Directions: Skip the images and return the records below exactly.

The records:
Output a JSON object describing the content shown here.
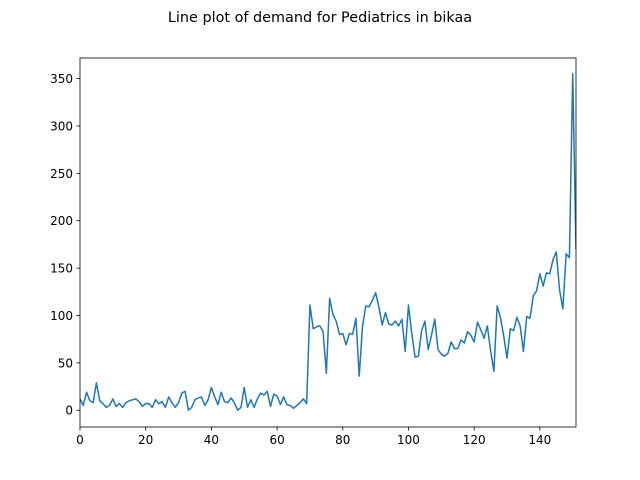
{
  "chart_data": {
    "type": "line",
    "title": "Line plot of demand for Pediatrics in bikaa",
    "xlabel": "",
    "ylabel": "",
    "xlim": [
      0,
      151
    ],
    "ylim": [
      -17.7,
      371.7
    ],
    "x_ticks": [
      0,
      20,
      40,
      60,
      80,
      100,
      120,
      140
    ],
    "y_ticks": [
      0,
      50,
      100,
      150,
      200,
      250,
      300,
      350
    ],
    "grid": false,
    "line_color": "#1f77b4",
    "series": [
      {
        "x": [
          0,
          1,
          2,
          3,
          4,
          5,
          6,
          7,
          8,
          9,
          10,
          11,
          12,
          13,
          14,
          15,
          16,
          17,
          18,
          19,
          20,
          21,
          22,
          23,
          24,
          25,
          26,
          27,
          28,
          29,
          30,
          31,
          32,
          33,
          34,
          35,
          36,
          37,
          38,
          39,
          40,
          41,
          42,
          43,
          44,
          45,
          46,
          47,
          48,
          49,
          50,
          51,
          52,
          53,
          54,
          55,
          56,
          57,
          58,
          59,
          60,
          61,
          62,
          63,
          64,
          65,
          66,
          67,
          68,
          69,
          70,
          71,
          72,
          73,
          74,
          75,
          76,
          77,
          78,
          79,
          80,
          81,
          82,
          83,
          84,
          85,
          86,
          87,
          88,
          89,
          90,
          91,
          92,
          93,
          94,
          95,
          96,
          97,
          98,
          99,
          100,
          101,
          102,
          103,
          104,
          105,
          106,
          107,
          108,
          109,
          110,
          111,
          112,
          113,
          114,
          115,
          116,
          117,
          118,
          119,
          120,
          121,
          122,
          123,
          124,
          125,
          126,
          127,
          128,
          129,
          130,
          131,
          132,
          133,
          134,
          135,
          136,
          137,
          138,
          139,
          140,
          141,
          142,
          143,
          144,
          145,
          146,
          147,
          148,
          149,
          150,
          151
        ],
        "values": [
          12,
          5,
          19,
          10,
          8,
          29,
          10,
          7,
          3,
          5,
          12,
          4,
          7,
          3,
          8,
          10,
          11,
          12,
          9,
          4,
          7,
          7,
          3,
          11,
          7,
          9,
          3,
          14,
          8,
          3,
          8,
          18,
          20,
          0,
          3,
          11,
          13,
          14,
          5,
          11,
          24,
          14,
          6,
          19,
          9,
          8,
          13,
          8,
          0,
          3,
          24,
          3,
          11,
          3,
          12,
          18,
          16,
          20,
          4,
          17,
          15,
          6,
          14,
          6,
          5,
          2,
          5,
          8,
          12,
          7,
          111,
          86,
          88,
          89,
          83,
          39,
          118,
          101,
          94,
          80,
          81,
          69,
          81,
          80,
          97,
          36,
          88,
          110,
          109,
          116,
          124,
          109,
          90,
          103,
          91,
          90,
          94,
          89,
          96,
          62,
          111,
          81,
          56,
          57,
          84,
          94,
          64,
          79,
          96,
          64,
          59,
          57,
          60,
          72,
          65,
          65,
          74,
          71,
          83,
          79,
          72,
          93,
          85,
          76,
          89,
          63,
          41,
          110,
          98,
          78,
          55,
          86,
          84,
          98,
          89,
          62,
          99,
          97,
          121,
          126,
          144,
          131,
          145,
          144,
          159,
          167,
          127,
          107,
          165,
          161,
          355,
          170
        ]
      }
    ]
  }
}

Correct answer:
Output a JSON object describing the content shown here.
{
  "chart_data": {
    "type": "line",
    "title": "Line plot of demand for Pediatrics in bikaa",
    "xlabel": "",
    "ylabel": "",
    "xlim": [
      0,
      151
    ],
    "ylim": [
      -17.7,
      371.7
    ],
    "x_ticks": [
      0,
      20,
      40,
      60,
      80,
      100,
      120,
      140
    ],
    "y_ticks": [
      0,
      50,
      100,
      150,
      200,
      250,
      300,
      350
    ],
    "grid": false,
    "line_color": "#1f77b4",
    "series": [
      {
        "x": [
          0,
          1,
          2,
          3,
          4,
          5,
          6,
          7,
          8,
          9,
          10,
          11,
          12,
          13,
          14,
          15,
          16,
          17,
          18,
          19,
          20,
          21,
          22,
          23,
          24,
          25,
          26,
          27,
          28,
          29,
          30,
          31,
          32,
          33,
          34,
          35,
          36,
          37,
          38,
          39,
          40,
          41,
          42,
          43,
          44,
          45,
          46,
          47,
          48,
          49,
          50,
          51,
          52,
          53,
          54,
          55,
          56,
          57,
          58,
          59,
          60,
          61,
          62,
          63,
          64,
          65,
          66,
          67,
          68,
          69,
          70,
          71,
          72,
          73,
          74,
          75,
          76,
          77,
          78,
          79,
          80,
          81,
          82,
          83,
          84,
          85,
          86,
          87,
          88,
          89,
          90,
          91,
          92,
          93,
          94,
          95,
          96,
          97,
          98,
          99,
          100,
          101,
          102,
          103,
          104,
          105,
          106,
          107,
          108,
          109,
          110,
          111,
          112,
          113,
          114,
          115,
          116,
          117,
          118,
          119,
          120,
          121,
          122,
          123,
          124,
          125,
          126,
          127,
          128,
          129,
          130,
          131,
          132,
          133,
          134,
          135,
          136,
          137,
          138,
          139,
          140,
          141,
          142,
          143,
          144,
          145,
          146,
          147,
          148,
          149,
          150,
          151
        ],
        "values": [
          12,
          5,
          19,
          10,
          8,
          29,
          10,
          7,
          3,
          5,
          12,
          4,
          7,
          3,
          8,
          10,
          11,
          12,
          9,
          4,
          7,
          7,
          3,
          11,
          7,
          9,
          3,
          14,
          8,
          3,
          8,
          18,
          20,
          0,
          3,
          11,
          13,
          14,
          5,
          11,
          24,
          14,
          6,
          19,
          9,
          8,
          13,
          8,
          0,
          3,
          24,
          3,
          11,
          3,
          12,
          18,
          16,
          20,
          4,
          17,
          15,
          6,
          14,
          6,
          5,
          2,
          5,
          8,
          12,
          7,
          111,
          86,
          88,
          89,
          83,
          39,
          118,
          101,
          94,
          80,
          81,
          69,
          81,
          80,
          97,
          36,
          88,
          110,
          109,
          116,
          124,
          109,
          90,
          103,
          91,
          90,
          94,
          89,
          96,
          62,
          111,
          81,
          56,
          57,
          84,
          94,
          64,
          79,
          96,
          64,
          59,
          57,
          60,
          72,
          65,
          65,
          74,
          71,
          83,
          79,
          72,
          93,
          85,
          76,
          89,
          63,
          41,
          110,
          98,
          78,
          55,
          86,
          84,
          98,
          89,
          62,
          99,
          97,
          121,
          126,
          144,
          131,
          145,
          144,
          159,
          167,
          127,
          107,
          165,
          161,
          355,
          170
        ]
      }
    ]
  }
}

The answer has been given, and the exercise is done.